▸ PROBLEM REQUIREMENTS: Take each line that has the word "Keinginan" and return it.

▸ RECORDS SUPPLIED:
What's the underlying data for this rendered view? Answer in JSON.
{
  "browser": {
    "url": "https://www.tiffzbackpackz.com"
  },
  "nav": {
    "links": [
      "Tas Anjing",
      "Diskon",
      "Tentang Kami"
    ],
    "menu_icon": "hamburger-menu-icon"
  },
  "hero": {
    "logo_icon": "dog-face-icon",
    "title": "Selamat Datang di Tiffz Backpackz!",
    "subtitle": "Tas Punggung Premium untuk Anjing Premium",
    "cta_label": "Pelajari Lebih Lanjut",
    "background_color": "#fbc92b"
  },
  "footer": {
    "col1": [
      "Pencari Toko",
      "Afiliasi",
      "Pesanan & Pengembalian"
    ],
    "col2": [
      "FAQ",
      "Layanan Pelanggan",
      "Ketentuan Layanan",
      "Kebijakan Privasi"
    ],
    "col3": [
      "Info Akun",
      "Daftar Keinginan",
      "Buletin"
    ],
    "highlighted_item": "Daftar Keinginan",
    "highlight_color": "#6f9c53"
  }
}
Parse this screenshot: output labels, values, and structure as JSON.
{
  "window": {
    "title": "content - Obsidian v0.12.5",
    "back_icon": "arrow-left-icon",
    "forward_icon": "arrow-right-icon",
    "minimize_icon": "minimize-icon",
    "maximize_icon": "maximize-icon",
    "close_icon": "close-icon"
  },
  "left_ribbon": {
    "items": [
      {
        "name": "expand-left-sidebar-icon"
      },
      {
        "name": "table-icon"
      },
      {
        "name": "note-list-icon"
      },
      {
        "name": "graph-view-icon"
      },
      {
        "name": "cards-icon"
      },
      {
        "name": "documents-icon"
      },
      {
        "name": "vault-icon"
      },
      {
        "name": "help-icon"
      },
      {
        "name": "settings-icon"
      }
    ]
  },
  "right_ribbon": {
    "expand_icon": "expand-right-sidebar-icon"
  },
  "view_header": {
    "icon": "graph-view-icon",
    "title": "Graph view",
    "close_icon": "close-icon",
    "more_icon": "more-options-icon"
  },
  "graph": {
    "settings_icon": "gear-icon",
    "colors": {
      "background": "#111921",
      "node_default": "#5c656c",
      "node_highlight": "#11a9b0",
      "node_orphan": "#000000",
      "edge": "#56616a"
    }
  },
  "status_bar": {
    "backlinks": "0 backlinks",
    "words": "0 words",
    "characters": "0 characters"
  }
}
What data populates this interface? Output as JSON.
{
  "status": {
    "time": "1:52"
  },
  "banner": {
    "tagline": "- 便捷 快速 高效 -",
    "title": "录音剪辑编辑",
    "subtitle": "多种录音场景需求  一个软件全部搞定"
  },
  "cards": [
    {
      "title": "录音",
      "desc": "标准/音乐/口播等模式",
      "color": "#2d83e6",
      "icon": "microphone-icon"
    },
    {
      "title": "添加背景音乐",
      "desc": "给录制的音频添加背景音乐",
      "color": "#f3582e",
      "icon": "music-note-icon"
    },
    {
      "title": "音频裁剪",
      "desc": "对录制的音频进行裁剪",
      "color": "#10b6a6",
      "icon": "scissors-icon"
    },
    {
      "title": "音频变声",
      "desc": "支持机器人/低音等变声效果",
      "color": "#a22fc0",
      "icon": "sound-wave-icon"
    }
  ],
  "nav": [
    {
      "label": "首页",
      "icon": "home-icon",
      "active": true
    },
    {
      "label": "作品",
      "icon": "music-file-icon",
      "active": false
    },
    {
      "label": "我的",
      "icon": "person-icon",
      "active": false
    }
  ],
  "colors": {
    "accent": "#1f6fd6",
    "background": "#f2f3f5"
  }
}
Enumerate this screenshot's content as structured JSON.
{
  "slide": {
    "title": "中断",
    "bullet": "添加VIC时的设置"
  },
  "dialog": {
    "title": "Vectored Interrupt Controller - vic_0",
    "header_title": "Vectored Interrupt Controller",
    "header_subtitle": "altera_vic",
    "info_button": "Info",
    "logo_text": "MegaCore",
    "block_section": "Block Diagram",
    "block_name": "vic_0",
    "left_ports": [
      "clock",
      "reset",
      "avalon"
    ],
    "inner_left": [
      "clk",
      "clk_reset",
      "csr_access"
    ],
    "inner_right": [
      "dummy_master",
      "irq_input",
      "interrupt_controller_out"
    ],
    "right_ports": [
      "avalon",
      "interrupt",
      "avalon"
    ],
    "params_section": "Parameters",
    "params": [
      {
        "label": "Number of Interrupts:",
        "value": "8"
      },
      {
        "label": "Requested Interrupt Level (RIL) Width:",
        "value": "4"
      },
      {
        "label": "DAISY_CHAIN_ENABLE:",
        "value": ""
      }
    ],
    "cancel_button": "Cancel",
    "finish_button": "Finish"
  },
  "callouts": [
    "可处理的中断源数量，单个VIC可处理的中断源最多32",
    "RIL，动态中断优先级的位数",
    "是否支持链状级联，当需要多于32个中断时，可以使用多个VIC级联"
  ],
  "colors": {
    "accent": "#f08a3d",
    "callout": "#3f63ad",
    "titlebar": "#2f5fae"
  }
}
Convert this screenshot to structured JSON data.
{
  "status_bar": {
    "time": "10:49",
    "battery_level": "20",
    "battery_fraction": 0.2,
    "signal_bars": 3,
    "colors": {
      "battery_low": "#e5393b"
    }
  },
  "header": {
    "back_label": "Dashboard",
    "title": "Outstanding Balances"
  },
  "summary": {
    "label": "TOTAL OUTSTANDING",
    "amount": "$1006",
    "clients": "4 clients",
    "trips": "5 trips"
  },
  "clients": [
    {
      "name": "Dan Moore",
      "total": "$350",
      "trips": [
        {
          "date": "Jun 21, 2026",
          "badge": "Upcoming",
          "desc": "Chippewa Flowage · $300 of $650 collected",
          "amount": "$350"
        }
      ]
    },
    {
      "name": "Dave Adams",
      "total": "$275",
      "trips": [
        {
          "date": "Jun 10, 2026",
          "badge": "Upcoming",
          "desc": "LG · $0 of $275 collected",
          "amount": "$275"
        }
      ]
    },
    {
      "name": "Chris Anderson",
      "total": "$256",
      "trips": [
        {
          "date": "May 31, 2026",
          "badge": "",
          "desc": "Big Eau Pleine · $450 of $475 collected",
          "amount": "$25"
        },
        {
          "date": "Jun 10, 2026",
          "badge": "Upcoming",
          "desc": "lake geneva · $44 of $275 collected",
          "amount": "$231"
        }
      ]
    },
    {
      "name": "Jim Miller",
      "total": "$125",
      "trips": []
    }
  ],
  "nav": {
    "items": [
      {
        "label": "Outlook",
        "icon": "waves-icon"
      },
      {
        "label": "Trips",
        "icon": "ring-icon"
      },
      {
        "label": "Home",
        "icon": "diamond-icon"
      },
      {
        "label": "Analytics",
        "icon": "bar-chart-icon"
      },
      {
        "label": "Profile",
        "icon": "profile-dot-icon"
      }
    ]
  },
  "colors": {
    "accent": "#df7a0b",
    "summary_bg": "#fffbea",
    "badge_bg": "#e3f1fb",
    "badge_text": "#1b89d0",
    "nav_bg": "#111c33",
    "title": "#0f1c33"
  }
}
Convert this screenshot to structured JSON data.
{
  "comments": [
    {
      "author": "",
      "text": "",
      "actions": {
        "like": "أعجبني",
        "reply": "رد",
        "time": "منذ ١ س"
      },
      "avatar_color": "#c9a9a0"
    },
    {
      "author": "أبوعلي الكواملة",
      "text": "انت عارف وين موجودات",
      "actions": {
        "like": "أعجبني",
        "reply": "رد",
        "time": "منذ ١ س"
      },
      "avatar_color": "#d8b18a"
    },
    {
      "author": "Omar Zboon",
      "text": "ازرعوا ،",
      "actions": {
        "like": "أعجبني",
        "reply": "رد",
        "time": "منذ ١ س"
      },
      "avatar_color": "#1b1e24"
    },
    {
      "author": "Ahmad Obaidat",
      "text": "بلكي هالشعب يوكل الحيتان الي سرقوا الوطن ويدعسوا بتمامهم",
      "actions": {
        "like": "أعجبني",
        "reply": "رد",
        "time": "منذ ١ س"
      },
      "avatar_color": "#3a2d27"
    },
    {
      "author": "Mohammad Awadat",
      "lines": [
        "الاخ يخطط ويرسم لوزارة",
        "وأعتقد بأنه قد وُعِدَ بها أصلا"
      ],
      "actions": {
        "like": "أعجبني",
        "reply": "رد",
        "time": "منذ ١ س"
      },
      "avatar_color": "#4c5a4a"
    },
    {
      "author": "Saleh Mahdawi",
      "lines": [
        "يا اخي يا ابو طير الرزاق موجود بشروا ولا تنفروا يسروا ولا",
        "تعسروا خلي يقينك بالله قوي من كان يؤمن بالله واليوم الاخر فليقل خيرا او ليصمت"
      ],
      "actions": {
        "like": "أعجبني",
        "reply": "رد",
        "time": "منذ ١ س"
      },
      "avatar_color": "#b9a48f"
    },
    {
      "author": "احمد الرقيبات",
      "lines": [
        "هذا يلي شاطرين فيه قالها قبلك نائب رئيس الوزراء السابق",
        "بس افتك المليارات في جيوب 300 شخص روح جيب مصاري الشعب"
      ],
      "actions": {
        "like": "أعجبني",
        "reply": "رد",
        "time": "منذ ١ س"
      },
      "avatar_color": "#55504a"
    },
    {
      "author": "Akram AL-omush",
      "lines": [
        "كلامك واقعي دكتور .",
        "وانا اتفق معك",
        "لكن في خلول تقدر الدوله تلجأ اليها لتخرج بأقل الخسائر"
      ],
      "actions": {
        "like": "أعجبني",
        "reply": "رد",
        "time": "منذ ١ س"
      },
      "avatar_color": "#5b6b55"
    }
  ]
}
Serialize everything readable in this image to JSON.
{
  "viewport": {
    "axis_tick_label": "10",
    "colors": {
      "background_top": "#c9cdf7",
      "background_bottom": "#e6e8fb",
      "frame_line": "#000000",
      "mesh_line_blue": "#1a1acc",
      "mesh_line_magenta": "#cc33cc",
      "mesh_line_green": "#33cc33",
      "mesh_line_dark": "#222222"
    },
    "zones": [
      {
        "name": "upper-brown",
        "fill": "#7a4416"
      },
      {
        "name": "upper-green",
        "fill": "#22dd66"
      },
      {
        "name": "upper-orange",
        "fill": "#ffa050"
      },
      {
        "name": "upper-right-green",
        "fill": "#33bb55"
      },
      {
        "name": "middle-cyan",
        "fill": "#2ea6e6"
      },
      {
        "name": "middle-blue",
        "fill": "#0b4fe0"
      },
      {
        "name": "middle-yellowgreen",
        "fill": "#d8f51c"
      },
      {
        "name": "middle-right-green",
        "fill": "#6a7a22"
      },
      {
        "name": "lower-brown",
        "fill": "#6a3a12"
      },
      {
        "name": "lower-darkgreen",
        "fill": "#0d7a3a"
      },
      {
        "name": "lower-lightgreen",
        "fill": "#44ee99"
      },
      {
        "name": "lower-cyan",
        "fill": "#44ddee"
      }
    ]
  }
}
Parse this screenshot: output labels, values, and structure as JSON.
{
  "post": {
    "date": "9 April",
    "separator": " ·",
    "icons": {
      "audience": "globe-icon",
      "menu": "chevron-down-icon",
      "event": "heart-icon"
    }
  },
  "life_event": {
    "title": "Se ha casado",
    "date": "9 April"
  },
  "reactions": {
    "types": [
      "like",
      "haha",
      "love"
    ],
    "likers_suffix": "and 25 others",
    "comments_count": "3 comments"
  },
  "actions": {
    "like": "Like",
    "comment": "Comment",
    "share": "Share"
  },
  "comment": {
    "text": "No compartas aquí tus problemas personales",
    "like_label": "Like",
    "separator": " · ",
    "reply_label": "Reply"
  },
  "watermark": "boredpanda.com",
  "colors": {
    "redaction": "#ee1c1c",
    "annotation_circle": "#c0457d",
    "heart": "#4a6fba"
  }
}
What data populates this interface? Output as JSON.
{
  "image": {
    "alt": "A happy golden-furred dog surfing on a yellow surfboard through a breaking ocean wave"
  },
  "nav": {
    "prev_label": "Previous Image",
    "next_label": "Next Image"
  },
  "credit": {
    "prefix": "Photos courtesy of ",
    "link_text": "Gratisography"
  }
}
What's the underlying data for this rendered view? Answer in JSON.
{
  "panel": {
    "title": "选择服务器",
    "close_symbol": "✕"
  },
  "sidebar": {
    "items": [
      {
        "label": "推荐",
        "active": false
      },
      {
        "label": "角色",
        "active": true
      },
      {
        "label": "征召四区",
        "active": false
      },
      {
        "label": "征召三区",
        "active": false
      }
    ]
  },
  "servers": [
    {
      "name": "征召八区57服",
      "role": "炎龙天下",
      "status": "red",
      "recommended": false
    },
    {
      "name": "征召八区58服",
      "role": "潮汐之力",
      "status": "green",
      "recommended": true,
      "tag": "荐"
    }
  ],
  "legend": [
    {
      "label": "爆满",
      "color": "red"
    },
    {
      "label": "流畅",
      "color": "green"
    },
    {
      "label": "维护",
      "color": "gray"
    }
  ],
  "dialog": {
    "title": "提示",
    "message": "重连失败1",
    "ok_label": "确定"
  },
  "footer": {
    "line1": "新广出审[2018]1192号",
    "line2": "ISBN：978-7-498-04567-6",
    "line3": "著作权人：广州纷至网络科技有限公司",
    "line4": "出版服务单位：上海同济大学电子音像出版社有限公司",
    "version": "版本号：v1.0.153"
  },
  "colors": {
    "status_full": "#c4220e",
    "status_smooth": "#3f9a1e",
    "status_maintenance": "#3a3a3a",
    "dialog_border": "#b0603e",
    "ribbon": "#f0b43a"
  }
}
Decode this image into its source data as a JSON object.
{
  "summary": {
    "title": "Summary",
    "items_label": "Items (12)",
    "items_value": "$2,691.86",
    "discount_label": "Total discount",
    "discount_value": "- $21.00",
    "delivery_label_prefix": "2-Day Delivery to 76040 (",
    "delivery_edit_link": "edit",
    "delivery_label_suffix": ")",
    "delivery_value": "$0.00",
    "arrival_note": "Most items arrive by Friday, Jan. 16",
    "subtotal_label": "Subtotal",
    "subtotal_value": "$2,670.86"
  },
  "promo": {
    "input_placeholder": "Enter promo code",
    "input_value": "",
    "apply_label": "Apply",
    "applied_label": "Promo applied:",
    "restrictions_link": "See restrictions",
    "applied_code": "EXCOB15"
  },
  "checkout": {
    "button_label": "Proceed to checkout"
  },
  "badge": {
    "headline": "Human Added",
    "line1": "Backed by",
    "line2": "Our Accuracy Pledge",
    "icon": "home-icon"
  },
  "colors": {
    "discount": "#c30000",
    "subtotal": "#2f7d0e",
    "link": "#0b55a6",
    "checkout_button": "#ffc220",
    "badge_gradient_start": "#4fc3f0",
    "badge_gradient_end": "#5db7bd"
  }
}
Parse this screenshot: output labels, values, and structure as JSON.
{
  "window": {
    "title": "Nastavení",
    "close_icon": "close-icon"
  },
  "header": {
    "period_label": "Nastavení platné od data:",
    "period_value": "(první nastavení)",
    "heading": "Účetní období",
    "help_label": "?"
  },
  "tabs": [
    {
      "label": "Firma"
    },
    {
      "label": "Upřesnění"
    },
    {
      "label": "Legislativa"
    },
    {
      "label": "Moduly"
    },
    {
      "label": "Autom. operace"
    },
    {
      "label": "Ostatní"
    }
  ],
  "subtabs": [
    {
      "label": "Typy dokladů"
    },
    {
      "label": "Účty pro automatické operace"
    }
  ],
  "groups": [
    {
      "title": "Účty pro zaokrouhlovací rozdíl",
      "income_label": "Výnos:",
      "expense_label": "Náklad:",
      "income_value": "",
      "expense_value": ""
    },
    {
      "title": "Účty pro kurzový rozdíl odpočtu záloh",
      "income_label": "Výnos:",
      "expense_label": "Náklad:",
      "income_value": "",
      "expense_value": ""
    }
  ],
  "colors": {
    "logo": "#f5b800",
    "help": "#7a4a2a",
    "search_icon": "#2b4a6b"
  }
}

▸ THE SOLUTION:
      "Daftar Keinginan",
    "highlighted_item": "Daftar Keinginan",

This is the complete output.